Description of the task – Copy every line in the records below that contains the word "позволяет".

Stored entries
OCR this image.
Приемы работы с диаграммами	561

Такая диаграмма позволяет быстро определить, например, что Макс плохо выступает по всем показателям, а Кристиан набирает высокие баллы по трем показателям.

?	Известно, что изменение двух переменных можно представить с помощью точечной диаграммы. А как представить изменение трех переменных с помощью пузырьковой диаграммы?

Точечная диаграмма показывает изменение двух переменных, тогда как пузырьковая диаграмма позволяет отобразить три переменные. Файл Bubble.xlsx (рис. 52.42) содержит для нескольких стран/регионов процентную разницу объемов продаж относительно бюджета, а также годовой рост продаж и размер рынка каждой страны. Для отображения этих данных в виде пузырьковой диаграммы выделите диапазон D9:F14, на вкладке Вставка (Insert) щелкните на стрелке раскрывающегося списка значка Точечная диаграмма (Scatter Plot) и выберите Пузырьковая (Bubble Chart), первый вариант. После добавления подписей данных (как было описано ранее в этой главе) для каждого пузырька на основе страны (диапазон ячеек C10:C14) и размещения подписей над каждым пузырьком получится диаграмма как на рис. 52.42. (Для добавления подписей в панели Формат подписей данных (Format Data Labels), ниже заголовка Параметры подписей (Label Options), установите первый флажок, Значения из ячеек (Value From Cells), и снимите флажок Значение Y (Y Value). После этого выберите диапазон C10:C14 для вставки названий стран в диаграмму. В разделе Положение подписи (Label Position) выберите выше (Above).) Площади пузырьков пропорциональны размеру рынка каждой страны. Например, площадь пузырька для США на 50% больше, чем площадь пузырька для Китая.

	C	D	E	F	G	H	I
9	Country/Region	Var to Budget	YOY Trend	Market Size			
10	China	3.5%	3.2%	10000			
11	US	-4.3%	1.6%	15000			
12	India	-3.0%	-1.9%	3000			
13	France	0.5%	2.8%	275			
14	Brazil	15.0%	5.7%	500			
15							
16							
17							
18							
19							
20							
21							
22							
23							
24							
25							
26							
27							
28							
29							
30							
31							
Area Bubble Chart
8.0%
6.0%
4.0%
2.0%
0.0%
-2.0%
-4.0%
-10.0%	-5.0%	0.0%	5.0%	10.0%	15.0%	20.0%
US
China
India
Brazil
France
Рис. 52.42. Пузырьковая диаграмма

Exercise response –
Такая диаграмма позволяет быстро определить, например, что Макс плохо выступает по всем показателям, а Кристиан набирает высокие баллы по трем показателям.
Точечная диаграмма показывает изменение двух переменных, тогда как пузырьковая диаграмма позволяет отобразить три переменные. Файл Bubble.xlsx (рис. 52.42) содержит для нескольких стран/регионов процентную разницу объемов продаж относительно бюджета, а также годовой рост продаж и размер рынка каждой страны. Для отображения этих данных в виде пузырьковой диаграммы выделите диапазон D9:F14, на вкладке Вставка (Insert) щелкните на стрелке раскрывающегося списка значка Точечная диаграмма (Scatter Plot) и выберите Пузырьковая (Bubble Chart), первый вариант. После добавления подписей данных (как было описано ранее в этой главе) для каждого пузырька на основе страны (диапазон ячеек C10:C14) и размещения подписей над каждым пузырьком получится диаграмма как на рис. 52.42. (Для добавления подписей в панели Формат подписей данных (Format Data Labels), ниже заголовка Параметры подписей (Label Options), установите первый флажок, Значения из ячеек (Value From Cells), и снимите флажок Значение Y (Y Value). После этого выберите диапазон C10:C14 для вставки названий стран в диаграмму. В разделе Положение подписи (Label Position) выберите выше (Above).) Площади пузырьков пропорциональны размеру рынка каждой страны. Например, площадь пузырька для США на 50% больше, чем площадь пузырька для Китая.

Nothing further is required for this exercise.